▶ [What the exercise asks]:
Reproduce all of the data that follows, character for character.

Start of Given records

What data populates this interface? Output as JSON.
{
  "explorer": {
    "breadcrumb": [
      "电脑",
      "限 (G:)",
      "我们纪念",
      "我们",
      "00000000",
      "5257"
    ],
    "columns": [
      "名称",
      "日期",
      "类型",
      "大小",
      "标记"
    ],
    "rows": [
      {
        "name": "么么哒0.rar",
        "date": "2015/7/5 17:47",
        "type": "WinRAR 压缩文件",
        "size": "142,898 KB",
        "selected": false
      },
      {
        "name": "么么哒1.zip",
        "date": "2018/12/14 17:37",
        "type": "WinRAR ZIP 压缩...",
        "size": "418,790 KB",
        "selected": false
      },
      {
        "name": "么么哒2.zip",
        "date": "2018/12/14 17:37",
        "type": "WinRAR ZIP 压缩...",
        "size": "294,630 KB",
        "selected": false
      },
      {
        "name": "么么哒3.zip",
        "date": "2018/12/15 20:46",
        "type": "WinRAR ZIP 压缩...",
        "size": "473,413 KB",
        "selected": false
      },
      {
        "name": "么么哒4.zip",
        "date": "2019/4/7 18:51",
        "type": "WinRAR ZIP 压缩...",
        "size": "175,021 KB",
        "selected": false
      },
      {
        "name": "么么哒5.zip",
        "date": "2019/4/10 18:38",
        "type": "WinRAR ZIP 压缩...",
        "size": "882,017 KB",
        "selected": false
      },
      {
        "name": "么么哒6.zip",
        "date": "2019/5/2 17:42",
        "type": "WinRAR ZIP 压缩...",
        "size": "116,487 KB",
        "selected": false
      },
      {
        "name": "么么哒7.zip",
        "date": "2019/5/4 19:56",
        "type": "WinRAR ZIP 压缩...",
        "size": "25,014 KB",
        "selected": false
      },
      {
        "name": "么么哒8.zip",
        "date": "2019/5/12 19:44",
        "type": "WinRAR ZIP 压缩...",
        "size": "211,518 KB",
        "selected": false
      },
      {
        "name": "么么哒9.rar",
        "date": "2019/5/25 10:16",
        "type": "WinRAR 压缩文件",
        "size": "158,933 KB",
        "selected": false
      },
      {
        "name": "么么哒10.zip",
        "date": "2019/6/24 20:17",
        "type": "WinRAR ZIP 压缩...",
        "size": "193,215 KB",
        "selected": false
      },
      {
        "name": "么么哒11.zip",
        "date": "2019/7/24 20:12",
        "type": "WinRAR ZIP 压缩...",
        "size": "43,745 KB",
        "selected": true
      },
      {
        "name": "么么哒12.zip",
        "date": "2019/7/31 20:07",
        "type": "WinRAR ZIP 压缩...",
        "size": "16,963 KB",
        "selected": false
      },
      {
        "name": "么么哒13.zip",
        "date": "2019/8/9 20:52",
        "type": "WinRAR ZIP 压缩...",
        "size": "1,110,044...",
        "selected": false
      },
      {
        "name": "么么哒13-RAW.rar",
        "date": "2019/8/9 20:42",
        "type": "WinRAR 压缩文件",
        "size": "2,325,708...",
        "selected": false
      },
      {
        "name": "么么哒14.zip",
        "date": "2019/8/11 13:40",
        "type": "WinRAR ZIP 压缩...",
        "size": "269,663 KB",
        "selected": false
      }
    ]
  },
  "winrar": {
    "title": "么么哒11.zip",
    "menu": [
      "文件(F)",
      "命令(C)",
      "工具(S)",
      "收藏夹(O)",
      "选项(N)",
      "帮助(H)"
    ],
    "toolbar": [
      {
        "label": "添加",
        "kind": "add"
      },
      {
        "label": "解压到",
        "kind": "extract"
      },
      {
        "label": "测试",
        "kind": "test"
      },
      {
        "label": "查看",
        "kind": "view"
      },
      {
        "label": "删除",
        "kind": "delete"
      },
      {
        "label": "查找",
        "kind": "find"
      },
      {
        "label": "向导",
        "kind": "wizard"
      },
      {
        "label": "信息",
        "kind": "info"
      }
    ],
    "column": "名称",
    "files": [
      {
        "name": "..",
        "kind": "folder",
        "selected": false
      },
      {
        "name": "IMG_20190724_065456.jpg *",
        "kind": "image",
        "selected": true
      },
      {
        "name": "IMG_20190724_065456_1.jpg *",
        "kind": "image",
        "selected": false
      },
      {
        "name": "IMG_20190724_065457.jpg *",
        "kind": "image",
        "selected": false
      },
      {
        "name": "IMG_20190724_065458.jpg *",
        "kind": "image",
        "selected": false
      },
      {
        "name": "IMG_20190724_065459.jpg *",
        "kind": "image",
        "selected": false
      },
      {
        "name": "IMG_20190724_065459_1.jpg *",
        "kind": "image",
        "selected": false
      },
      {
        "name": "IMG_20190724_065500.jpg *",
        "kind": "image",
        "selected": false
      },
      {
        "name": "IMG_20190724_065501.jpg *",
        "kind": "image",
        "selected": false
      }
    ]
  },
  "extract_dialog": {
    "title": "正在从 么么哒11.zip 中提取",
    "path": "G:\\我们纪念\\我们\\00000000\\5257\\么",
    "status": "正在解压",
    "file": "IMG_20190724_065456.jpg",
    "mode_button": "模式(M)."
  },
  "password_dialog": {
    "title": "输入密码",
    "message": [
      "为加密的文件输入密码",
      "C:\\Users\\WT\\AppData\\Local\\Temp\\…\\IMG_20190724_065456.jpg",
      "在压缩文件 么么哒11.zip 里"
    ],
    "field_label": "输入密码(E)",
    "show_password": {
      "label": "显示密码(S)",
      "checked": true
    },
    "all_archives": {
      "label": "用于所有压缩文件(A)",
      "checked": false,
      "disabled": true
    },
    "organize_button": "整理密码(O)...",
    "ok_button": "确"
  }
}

End of Given records

▶ [Task answer]:
What data populates this interface? Output as JSON.
{
  "explorer": {
    "breadcrumb": [
      "电脑",
      "限 (G:)",
      "我们纪念",
      "我们",
      "00000000",
      "5257"
    ],
    "columns": [
      "名称",
      "日期",
      "类型",
      "大小",
      "标记"
    ],
    "rows": [
      {
        "name": "么么哒0.rar",
        "date": "2015/7/5 17:47",
        "type": "WinRAR 压缩文件",
        "size": "142,898 KB",
        "selected": false
      },
      {
        "name": "么么哒1.zip",
        "date": "2018/12/14 17:37",
        "type": "WinRAR ZIP 压缩...",
        "size": "418,790 KB",
        "selected": false
      },
      {
        "name": "么么哒2.zip",
        "date": "2018/12/14 17:37",
        "type": "WinRAR ZIP 压缩...",
        "size": "294,630 KB",
        "selected": false
      },
      {
        "name": "么么哒3.zip",
        "date": "2018/12/15 20:46",
        "type": "WinRAR ZIP 压缩...",
        "size": "473,413 KB",
        "selected": false
      },
      {
        "name": "么么哒4.zip",
        "date": "2019/4/7 18:51",
        "type": "WinRAR ZIP 压缩...",
        "size": "175,021 KB",
        "selected": false
      },
      {
        "name": "么么哒5.zip",
        "date": "2019/4/10 18:38",
        "type": "WinRAR ZIP 压缩...",
        "size": "882,017 KB",
        "selected": false
      },
      {
        "name": "么么哒6.zip",
        "date": "2019/5/2 17:42",
        "type": "WinRAR ZIP 压缩...",
        "size": "116,487 KB",
        "selected": false
      },
      {
        "name": "么么哒7.zip",
        "date": "2019/5/4 19:56",
        "type": "WinRAR ZIP 压缩...",
        "size": "25,014 KB",
        "selected": false
      },
      {
        "name": "么么哒8.zip",
        "date": "2019/5/12 19:44",
        "type": "WinRAR ZIP 压缩...",
        "size": "211,518 KB",
        "selected": false
      },
      {
        "name": "么么哒9.rar",
        "date": "2019/5/25 10:16",
        "type": "WinRAR 压缩文件",
        "size": "158,933 KB",
        "selected": false
      },
      {
        "name": "么么哒10.zip",
        "date": "2019/6/24 20:17",
        "type": "WinRAR ZIP 压缩...",
        "size": "193,215 KB",
        "selected": false
      },
      {
        "name": "么么哒11.zip",
        "date": "2019/7/24 20:12",
        "type": "WinRAR ZIP 压缩...",
        "size": "43,745 KB",
        "selected": true
      },
      {
        "name": "么么哒12.zip",
        "date": "2019/7/31 20:07",
        "type": "WinRAR ZIP 压缩...",
        "size": "16,963 KB",
        "selected": false
      },
      {
        "name": "么么哒13.zip",
        "date": "2019/8/9 20:52",
        "type": "WinRAR ZIP 压缩...",
        "size": "1,110,044...",
        "selected": false
      },
      {
        "name": "么么哒13-RAW.rar",
        "date": "2019/8/9 20:42",
        "type": "WinRAR 压缩文件",
        "size": "2,325,708...",
        "selected": false
      },
      {
        "name": "么么哒14.zip",
        "date": "2019/8/11 13:40",
        "type": "WinRAR ZIP 压缩...",
        "size": "269,663 KB",
        "selected": false
      }
    ]
  },
  "winrar": {
    "title": "么么哒11.zip",
    "menu": [
      "文件(F)",
      "命令(C)",
      "工具(S)",
      "收藏夹(O)",
      "选项(N)",
      "帮助(H)"
    ],
    "toolbar": [
      {
        "label": "添加",
        "kind": "add"
      },
      {
        "label": "解压到",
        "kind": "extract"
      },
      {
        "label": "测试",
        "kind": "test"
      },
      {
        "label": "查看",
        "kind": "view"
      },
      {
        "label": "删除",
        "kind": "delete"
      },
      {
        "label": "查找",
        "kind": "find"
      },
      {
        "label": "向导",
        "kind": "wizard"
      },
      {
        "label": "信息",
        "kind": "info"
      }
    ],
    "column": "名称",
    "files": [
      {
        "name": "..",
        "kind": "folder",
        "selected": false
      },
      {
        "name": "IMG_20190724_065456.jpg *",
        "kind": "image",
        "selected": true
      },
      {
        "name": "IMG_20190724_065456_1.jpg *",
        "kind": "image",
        "selected": false
      },
      {
        "name": "IMG_20190724_065457.jpg *",
        "kind": "image",
        "selected": false
      },
      {
        "name": "IMG_20190724_065458.jpg *",
        "kind": "image",
        "selected": false
      },
      {
        "name": "IMG_20190724_065459.jpg *",
        "kind": "image",
        "selected": false
      },
      {
        "name": "IMG_20190724_065459_1.jpg *",
        "kind": "image",
        "selected": false
      },
      {
        "name": "IMG_20190724_065500.jpg *",
        "kind": "image",
        "selected": false
      },
      {
        "name": "IMG_20190724_065501.jpg *",
        "kind": "image",
        "selected": false
      }
    ]
  },
  "extract_dialog": {
    "title": "正在从 么么哒11.zip 中提取",
    "path": "G:\\我们纪念\\我们\\00000000\\5257\\么",
    "status": "正在解压",
    "file": "IMG_20190724_065456.jpg",
    "mode_button": "模式(M)."
  },
  "password_dialog": {
    "title": "输入密码",
    "message": [
      "为加密的文件输入密码",
      "C:\\Users\\WT\\AppData\\Local\\Temp\\…\\IMG_20190724_065456.jpg",
      "在压缩文件 么么哒11.zip 里"
    ],
    "field_label": "输入密码(E)",
    "show_password": {
      "label": "显示密码(S)",
      "checked": true
    },
    "all_archives": {
      "label": "用于所有压缩文件(A)",
      "checked": false,
      "disabled": true
    },
    "organize_button": "整理密码(O)...",
    "ok_button": "确"
  }
}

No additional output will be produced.